[Data entries]

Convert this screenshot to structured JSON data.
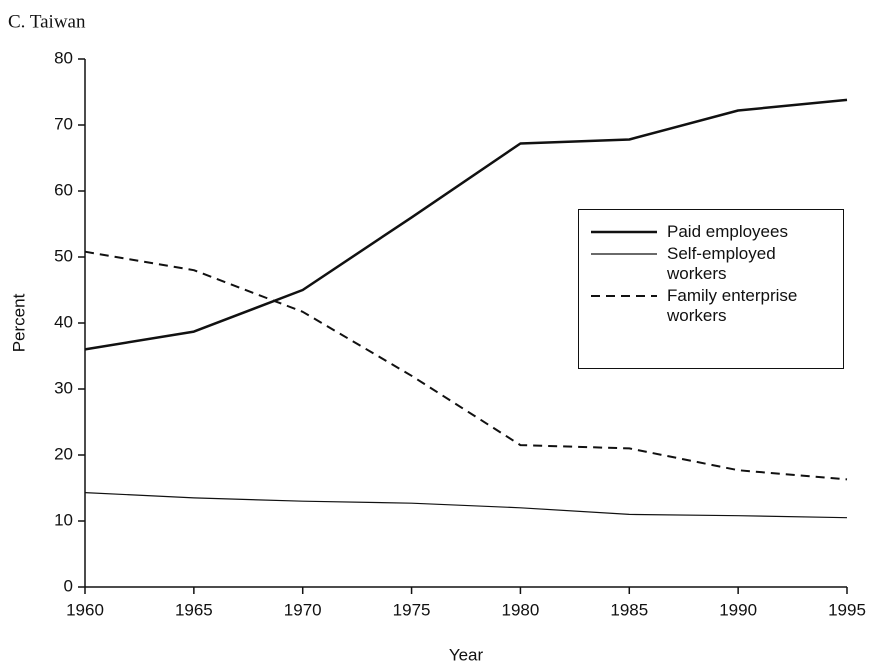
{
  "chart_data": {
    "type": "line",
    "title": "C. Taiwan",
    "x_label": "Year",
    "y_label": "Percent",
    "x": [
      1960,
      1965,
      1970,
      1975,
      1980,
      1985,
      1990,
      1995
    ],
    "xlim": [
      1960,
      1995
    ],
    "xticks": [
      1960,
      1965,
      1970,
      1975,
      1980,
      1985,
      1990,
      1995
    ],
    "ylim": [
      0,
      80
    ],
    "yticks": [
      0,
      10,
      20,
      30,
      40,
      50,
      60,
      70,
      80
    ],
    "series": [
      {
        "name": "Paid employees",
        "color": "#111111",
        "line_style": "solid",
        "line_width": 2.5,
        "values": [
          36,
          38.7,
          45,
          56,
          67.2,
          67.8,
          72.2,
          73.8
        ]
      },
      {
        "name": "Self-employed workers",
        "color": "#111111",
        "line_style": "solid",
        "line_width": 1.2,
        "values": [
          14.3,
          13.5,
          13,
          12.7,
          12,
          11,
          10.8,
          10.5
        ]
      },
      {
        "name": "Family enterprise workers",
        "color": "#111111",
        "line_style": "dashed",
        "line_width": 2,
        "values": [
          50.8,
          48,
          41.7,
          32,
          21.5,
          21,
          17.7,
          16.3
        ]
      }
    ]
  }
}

...

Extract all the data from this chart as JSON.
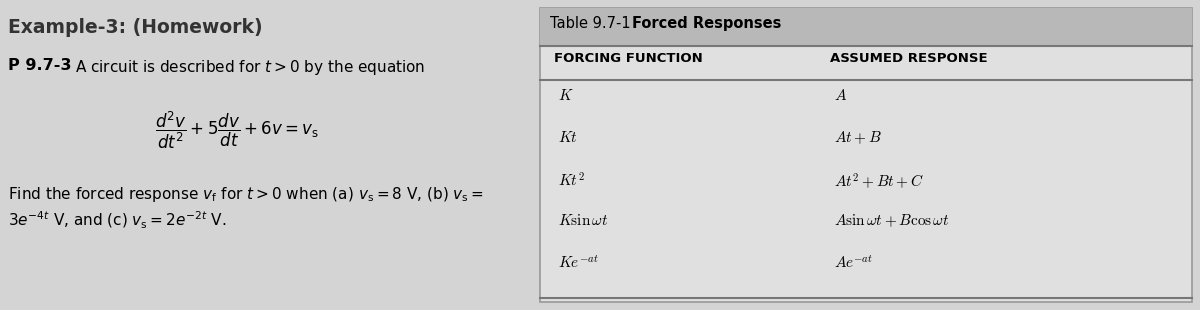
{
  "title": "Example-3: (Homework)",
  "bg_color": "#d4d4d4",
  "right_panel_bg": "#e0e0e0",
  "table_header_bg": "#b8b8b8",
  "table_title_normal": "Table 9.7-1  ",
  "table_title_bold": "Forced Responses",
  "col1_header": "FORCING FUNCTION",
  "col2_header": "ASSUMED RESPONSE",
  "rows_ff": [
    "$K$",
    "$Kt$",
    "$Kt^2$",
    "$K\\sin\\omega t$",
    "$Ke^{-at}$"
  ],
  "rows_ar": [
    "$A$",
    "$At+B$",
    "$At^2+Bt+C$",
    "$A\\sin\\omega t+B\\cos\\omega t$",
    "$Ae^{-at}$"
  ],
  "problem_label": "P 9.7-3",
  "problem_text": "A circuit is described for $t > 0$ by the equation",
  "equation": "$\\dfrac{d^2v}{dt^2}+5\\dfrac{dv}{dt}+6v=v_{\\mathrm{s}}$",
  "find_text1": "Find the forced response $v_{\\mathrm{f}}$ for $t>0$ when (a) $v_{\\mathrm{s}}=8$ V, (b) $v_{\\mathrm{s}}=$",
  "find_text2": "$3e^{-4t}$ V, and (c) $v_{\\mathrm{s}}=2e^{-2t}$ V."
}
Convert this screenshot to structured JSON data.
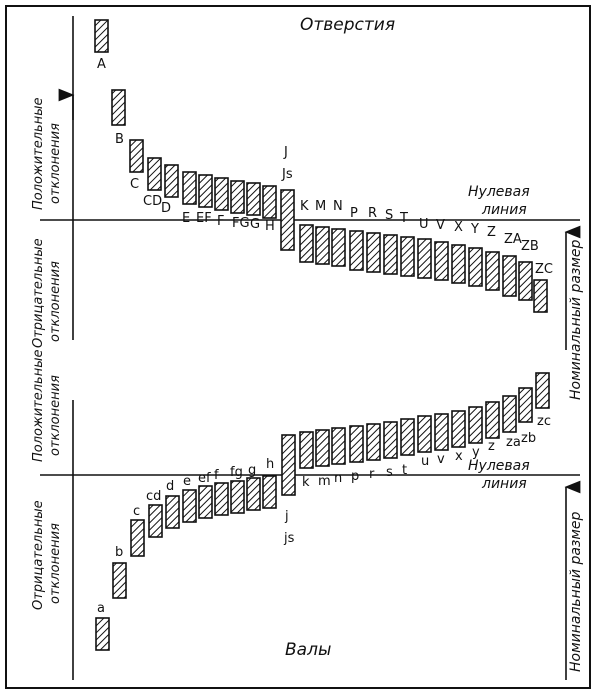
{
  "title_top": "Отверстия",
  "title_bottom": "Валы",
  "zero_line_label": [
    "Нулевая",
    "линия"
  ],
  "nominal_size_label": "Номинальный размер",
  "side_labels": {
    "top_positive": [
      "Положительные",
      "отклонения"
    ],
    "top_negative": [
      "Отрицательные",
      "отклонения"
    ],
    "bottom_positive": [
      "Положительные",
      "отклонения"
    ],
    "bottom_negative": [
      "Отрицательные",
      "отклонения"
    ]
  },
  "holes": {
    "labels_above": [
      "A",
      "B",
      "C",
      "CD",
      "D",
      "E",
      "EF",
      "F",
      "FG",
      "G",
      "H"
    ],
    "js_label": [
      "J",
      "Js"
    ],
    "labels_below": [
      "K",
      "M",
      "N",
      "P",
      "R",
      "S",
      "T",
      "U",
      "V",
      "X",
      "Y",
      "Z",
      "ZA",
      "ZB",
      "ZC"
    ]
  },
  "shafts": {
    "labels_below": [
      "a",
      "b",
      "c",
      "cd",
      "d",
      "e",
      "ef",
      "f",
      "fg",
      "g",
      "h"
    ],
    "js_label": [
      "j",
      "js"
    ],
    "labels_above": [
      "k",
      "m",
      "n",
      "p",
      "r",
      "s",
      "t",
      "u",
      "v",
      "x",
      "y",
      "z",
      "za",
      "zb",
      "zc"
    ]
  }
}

...

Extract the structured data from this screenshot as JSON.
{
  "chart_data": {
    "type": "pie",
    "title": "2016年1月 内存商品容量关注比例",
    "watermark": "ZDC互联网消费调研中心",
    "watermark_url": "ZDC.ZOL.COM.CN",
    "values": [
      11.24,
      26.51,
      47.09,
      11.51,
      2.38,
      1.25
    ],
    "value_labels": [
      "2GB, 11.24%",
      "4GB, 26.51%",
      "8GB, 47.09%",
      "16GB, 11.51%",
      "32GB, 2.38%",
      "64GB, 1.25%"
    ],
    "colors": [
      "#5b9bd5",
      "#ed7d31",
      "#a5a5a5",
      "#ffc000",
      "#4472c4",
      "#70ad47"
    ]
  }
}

▶ _Task to complete_: Above are entries; state the number of lines among them that contain "from", and nothing else.

▶ _The result_: 2